## Written instruction
Extract the data exactly, missing nothing.

# Start of Recorded data

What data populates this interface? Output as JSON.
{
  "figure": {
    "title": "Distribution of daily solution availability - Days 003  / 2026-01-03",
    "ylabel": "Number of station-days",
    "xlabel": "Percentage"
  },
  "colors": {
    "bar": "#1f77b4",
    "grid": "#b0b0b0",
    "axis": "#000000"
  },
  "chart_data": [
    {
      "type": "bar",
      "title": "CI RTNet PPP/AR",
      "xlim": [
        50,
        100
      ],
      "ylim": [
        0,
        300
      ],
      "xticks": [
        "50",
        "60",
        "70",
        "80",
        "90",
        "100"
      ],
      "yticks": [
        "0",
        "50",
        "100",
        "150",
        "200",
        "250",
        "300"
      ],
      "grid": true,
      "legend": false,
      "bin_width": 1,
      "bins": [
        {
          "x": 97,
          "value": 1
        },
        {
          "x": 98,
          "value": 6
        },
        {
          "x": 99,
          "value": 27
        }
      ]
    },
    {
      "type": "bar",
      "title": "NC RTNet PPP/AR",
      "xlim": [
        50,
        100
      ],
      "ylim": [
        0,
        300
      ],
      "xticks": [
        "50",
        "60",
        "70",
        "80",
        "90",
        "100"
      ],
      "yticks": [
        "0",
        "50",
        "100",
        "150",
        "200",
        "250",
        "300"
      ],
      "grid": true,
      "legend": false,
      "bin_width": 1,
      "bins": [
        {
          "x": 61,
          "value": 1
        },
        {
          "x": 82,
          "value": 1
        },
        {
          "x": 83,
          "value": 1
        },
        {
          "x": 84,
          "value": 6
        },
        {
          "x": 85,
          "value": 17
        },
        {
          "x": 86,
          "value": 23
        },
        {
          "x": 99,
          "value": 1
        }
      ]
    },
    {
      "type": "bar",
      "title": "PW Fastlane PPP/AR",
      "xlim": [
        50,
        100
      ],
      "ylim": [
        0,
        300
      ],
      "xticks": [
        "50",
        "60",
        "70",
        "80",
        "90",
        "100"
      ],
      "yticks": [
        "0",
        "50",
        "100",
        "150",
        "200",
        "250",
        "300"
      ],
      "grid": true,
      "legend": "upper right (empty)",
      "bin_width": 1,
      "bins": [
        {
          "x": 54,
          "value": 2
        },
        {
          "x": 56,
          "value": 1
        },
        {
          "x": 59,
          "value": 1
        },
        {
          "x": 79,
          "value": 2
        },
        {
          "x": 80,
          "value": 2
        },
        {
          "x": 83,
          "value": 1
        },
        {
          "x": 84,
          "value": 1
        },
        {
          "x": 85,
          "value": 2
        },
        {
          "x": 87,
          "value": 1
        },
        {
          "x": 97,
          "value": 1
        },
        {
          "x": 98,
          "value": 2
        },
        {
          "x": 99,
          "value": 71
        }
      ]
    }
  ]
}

# End of Recorded data

## Complete output
What data populates this interface? Output as JSON.
{
  "figure": {
    "title": "Distribution of daily solution availability - Days 003  / 2026-01-03",
    "ylabel": "Number of station-days",
    "xlabel": "Percentage"
  },
  "colors": {
    "bar": "#1f77b4",
    "grid": "#b0b0b0",
    "axis": "#000000"
  },
  "chart_data": [
    {
      "type": "bar",
      "title": "CI RTNet PPP/AR",
      "xlim": [
        50,
        100
      ],
      "ylim": [
        0,
        300
      ],
      "xticks": [
        "50",
        "60",
        "70",
        "80",
        "90",
        "100"
      ],
      "yticks": [
        "0",
        "50",
        "100",
        "150",
        "200",
        "250",
        "300"
      ],
      "grid": true,
      "legend": false,
      "bin_width": 1,
      "bins": [
        {
          "x": 97,
          "value": 1
        },
        {
          "x": 98,
          "value": 6
        },
        {
          "x": 99,
          "value": 27
        }
      ]
    },
    {
      "type": "bar",
      "title": "NC RTNet PPP/AR",
      "xlim": [
        50,
        100
      ],
      "ylim": [
        0,
        300
      ],
      "xticks": [
        "50",
        "60",
        "70",
        "80",
        "90",
        "100"
      ],
      "yticks": [
        "0",
        "50",
        "100",
        "150",
        "200",
        "250",
        "300"
      ],
      "grid": true,
      "legend": false,
      "bin_width": 1,
      "bins": [
        {
          "x": 61,
          "value": 1
        },
        {
          "x": 82,
          "value": 1
        },
        {
          "x": 83,
          "value": 1
        },
        {
          "x": 84,
          "value": 6
        },
        {
          "x": 85,
          "value": 17
        },
        {
          "x": 86,
          "value": 23
        },
        {
          "x": 99,
          "value": 1
        }
      ]
    },
    {
      "type": "bar",
      "title": "PW Fastlane PPP/AR",
      "xlim": [
        50,
        100
      ],
      "ylim": [
        0,
        300
      ],
      "xticks": [
        "50",
        "60",
        "70",
        "80",
        "90",
        "100"
      ],
      "yticks": [
        "0",
        "50",
        "100",
        "150",
        "200",
        "250",
        "300"
      ],
      "grid": true,
      "legend": "upper right (empty)",
      "bin_width": 1,
      "bins": [
        {
          "x": 54,
          "value": 2
        },
        {
          "x": 56,
          "value": 1
        },
        {
          "x": 59,
          "value": 1
        },
        {
          "x": 79,
          "value": 2
        },
        {
          "x": 80,
          "value": 2
        },
        {
          "x": 83,
          "value": 1
        },
        {
          "x": 84,
          "value": 1
        },
        {
          "x": 85,
          "value": 2
        },
        {
          "x": 87,
          "value": 1
        },
        {
          "x": 97,
          "value": 1
        },
        {
          "x": 98,
          "value": 2
        },
        {
          "x": 99,
          "value": 71
        }
      ]
    }
  ]
}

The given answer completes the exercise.